[BEGIN MATERIAL FOR THIS EXERCISE]
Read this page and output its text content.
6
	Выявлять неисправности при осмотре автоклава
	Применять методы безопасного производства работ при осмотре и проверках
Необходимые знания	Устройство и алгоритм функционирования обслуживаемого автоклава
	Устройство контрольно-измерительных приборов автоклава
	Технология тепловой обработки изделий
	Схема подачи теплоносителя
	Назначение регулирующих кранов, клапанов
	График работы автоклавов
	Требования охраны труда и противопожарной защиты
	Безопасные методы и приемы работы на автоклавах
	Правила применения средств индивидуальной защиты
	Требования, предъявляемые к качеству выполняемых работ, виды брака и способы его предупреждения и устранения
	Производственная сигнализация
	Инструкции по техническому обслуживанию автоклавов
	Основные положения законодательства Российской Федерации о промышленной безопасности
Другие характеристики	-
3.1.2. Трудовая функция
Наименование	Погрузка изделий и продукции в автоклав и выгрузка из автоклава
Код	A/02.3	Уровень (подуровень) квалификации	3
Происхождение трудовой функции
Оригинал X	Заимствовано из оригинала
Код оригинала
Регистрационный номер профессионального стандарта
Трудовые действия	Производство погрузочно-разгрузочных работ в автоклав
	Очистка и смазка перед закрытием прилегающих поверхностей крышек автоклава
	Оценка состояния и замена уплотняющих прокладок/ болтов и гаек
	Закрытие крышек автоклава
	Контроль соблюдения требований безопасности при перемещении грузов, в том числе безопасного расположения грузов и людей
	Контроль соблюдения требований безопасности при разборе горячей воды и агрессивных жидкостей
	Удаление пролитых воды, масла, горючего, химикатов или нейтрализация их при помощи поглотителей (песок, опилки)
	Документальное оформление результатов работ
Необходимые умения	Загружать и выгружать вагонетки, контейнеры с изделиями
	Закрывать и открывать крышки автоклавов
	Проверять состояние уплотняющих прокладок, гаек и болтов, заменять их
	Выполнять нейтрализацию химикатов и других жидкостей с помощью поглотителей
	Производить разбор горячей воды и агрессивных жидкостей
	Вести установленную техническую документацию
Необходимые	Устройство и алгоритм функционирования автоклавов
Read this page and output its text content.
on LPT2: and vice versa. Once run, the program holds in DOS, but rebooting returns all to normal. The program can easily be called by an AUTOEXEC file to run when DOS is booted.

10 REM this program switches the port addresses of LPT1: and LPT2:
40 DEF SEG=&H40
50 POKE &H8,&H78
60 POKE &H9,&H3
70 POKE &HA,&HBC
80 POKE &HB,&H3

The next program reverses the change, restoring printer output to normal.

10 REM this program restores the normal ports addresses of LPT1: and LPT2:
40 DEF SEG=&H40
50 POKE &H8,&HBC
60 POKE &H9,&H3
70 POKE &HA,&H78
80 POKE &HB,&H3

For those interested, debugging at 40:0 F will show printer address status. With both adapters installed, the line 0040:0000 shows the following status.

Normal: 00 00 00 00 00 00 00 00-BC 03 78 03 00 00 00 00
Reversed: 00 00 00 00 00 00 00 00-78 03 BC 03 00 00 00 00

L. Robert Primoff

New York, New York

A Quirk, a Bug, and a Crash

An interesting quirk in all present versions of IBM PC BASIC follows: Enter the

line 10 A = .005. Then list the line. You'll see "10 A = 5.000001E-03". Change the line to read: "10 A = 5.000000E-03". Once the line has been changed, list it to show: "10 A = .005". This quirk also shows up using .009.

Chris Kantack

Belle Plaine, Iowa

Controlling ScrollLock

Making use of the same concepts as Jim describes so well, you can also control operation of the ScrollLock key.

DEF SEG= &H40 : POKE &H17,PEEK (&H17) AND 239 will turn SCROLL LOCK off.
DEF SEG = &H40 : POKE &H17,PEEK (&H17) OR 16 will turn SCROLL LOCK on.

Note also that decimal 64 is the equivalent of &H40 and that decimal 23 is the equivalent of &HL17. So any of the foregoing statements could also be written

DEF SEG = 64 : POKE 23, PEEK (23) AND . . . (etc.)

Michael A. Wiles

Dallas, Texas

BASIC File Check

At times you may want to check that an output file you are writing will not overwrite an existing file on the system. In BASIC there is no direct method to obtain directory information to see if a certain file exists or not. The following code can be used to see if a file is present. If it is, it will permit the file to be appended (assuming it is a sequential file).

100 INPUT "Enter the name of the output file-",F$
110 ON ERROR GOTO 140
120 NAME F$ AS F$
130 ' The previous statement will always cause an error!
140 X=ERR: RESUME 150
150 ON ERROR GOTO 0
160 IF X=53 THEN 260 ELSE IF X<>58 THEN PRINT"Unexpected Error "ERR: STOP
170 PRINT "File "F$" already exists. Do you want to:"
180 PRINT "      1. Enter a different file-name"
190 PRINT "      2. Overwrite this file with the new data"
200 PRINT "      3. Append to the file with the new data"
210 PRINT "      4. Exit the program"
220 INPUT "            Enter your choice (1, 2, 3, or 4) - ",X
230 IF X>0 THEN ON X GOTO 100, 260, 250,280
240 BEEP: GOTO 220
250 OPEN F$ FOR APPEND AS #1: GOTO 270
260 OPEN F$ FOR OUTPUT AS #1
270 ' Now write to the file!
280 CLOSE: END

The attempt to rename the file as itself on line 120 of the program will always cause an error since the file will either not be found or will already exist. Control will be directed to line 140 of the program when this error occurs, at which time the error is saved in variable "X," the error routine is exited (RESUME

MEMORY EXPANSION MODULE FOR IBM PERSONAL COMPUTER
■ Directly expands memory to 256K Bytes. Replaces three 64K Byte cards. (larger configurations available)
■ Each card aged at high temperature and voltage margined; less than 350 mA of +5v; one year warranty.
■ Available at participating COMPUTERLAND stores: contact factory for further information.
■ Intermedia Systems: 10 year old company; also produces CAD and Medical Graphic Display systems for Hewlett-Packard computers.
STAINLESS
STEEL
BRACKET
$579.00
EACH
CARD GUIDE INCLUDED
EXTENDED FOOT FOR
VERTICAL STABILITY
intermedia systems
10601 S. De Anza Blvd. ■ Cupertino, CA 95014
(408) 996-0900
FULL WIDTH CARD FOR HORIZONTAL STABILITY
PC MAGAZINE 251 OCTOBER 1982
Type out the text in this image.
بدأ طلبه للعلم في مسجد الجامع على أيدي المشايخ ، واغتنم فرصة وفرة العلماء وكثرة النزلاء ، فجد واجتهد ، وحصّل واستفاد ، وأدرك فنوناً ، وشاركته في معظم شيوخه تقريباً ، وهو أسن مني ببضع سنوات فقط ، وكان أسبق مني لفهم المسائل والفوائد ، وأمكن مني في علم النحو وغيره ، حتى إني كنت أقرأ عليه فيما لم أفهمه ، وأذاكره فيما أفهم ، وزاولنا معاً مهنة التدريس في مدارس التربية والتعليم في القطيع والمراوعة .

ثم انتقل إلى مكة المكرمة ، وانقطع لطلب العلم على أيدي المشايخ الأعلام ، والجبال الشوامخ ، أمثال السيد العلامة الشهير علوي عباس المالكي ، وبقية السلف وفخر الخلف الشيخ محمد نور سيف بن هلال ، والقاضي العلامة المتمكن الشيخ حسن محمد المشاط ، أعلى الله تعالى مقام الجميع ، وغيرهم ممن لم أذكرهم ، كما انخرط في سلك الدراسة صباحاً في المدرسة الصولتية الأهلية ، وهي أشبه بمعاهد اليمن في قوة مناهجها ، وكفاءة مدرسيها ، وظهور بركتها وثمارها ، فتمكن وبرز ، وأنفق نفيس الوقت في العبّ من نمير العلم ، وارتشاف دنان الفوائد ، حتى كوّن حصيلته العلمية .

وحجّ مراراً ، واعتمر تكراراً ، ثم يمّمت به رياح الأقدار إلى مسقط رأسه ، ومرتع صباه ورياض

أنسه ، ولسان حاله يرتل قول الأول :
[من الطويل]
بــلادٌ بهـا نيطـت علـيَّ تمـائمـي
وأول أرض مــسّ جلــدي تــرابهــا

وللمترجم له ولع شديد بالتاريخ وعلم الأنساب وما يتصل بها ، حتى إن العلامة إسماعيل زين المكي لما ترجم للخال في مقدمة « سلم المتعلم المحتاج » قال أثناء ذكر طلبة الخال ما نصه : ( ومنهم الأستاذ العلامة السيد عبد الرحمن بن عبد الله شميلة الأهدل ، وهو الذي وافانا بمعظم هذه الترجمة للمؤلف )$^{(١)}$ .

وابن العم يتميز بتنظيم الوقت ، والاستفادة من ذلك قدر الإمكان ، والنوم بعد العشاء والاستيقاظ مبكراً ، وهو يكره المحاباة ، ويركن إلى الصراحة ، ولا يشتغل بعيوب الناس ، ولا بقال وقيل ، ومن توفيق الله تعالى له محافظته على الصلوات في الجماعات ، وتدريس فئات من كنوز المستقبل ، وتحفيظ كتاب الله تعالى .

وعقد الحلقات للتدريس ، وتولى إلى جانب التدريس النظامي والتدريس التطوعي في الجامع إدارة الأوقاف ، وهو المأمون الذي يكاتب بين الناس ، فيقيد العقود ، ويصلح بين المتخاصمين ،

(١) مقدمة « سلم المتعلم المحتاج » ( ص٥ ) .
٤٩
[END MATERIAL FOR THIS EXERCISE]
REQUIRED TASK:
Select the lines that carry the string "прокладок" and copy them.

RESULT:
	Оценка состояния и замена уплотняющих прокладок/ болтов и гаек
	Проверять состояние уплотняющих прокладок, гаек и болтов, заменять их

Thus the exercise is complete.